#### TO DO:
From the entries below, copy every line where the string "Contributing" appears.

Data listing:
____________

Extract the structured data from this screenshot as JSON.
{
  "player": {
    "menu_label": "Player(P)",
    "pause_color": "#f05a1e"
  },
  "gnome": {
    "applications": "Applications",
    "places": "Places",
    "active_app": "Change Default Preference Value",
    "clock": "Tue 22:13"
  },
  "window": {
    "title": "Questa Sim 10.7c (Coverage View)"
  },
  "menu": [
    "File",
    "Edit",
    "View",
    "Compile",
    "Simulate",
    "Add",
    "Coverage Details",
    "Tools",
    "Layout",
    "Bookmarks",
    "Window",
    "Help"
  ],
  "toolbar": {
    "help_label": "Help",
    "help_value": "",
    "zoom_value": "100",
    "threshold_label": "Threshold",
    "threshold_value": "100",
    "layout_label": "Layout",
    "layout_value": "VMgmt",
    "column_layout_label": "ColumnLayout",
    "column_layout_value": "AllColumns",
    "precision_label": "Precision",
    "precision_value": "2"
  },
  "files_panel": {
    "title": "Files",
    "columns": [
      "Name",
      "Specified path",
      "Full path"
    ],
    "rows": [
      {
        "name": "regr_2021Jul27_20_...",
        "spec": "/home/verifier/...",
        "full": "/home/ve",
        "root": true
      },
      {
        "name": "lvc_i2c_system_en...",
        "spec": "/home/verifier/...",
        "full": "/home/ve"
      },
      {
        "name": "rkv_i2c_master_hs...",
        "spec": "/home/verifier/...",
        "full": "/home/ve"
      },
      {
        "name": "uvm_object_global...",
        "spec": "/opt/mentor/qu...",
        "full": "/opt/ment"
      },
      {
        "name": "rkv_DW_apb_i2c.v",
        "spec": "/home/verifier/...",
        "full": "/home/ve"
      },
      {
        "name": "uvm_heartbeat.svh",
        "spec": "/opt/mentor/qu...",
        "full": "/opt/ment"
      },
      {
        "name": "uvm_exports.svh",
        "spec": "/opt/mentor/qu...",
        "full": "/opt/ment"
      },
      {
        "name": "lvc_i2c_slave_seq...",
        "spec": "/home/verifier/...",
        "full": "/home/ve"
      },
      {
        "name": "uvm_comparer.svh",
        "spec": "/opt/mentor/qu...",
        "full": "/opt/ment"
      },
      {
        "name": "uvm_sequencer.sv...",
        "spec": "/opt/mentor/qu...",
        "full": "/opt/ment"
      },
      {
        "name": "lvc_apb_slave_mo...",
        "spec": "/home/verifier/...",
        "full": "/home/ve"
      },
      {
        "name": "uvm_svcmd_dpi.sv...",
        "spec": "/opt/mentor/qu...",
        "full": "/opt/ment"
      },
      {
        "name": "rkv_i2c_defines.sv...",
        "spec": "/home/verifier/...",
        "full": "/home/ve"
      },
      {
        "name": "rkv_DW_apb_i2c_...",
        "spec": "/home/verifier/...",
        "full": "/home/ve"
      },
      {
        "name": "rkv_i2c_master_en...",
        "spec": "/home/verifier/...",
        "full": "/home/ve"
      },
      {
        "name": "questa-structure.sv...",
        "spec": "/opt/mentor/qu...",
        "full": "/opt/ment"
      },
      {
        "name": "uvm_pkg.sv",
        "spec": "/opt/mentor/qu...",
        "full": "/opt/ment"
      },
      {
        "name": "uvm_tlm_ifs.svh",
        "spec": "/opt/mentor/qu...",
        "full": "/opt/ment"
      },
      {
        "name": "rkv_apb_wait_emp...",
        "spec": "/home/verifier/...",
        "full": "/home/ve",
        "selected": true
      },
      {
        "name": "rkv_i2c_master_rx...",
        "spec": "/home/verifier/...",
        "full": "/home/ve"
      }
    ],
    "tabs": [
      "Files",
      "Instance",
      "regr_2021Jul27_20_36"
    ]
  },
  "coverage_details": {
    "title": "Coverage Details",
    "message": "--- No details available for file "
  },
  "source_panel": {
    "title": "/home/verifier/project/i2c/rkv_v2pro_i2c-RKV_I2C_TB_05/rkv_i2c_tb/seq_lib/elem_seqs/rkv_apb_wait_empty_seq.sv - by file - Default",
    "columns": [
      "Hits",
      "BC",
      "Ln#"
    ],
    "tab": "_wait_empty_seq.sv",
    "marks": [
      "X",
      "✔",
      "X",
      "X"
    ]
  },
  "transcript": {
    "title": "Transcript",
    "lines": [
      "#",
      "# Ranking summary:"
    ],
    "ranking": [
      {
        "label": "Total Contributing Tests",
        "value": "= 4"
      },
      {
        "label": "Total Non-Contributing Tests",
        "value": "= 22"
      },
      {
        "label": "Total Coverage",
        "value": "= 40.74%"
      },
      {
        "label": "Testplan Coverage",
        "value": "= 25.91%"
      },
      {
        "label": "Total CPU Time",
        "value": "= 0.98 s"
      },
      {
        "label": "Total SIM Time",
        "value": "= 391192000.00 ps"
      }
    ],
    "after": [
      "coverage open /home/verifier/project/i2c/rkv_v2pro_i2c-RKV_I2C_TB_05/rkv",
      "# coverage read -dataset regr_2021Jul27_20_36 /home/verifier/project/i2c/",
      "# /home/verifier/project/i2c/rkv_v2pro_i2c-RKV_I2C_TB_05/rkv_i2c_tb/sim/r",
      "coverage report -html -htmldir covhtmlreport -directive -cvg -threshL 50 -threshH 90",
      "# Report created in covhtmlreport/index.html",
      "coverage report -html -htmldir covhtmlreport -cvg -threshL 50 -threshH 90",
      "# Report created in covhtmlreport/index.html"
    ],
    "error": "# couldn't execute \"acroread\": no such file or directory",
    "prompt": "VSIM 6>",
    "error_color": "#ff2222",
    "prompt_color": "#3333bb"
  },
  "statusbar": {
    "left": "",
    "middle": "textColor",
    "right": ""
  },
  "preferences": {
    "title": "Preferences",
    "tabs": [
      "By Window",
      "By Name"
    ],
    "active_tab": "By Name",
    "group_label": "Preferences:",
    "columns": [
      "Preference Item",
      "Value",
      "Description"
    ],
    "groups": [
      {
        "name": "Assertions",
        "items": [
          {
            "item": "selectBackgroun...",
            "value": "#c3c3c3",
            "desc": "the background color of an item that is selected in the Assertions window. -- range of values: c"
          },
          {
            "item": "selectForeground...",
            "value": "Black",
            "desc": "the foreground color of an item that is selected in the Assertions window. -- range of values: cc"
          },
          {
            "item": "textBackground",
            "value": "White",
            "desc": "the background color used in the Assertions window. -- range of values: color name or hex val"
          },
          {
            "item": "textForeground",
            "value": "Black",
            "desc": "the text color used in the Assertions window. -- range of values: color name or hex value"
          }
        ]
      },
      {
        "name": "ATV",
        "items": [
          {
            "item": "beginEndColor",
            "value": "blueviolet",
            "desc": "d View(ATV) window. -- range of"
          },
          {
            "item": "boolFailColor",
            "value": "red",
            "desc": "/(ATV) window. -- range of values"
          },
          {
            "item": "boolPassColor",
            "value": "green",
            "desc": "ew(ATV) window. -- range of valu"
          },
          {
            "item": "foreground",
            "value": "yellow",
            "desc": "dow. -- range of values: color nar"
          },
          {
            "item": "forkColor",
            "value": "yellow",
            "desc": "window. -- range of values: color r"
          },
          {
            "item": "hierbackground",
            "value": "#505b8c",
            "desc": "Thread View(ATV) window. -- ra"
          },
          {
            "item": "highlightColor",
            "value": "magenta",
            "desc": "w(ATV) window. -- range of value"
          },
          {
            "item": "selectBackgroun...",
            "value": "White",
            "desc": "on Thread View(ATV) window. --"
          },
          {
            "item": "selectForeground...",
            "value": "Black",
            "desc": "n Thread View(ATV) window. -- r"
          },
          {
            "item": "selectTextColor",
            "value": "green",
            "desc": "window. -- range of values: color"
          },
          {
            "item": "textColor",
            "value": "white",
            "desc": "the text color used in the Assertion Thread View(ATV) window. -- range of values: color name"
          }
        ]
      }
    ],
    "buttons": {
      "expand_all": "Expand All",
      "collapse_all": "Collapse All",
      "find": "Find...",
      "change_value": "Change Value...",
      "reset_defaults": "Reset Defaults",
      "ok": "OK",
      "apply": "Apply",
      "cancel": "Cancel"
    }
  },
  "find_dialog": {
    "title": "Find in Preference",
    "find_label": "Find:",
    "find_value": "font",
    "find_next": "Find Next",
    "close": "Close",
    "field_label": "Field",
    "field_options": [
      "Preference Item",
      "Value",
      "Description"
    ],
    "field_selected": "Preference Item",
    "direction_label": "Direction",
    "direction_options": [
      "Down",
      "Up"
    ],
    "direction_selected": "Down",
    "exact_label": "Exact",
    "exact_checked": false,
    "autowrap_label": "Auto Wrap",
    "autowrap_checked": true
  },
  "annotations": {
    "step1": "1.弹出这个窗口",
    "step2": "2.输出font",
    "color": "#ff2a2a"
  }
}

____________

#### EXERCISE ANSWER:
        "label": "Total Contributing Tests",
        "label": "Total Non-Contributing Tests",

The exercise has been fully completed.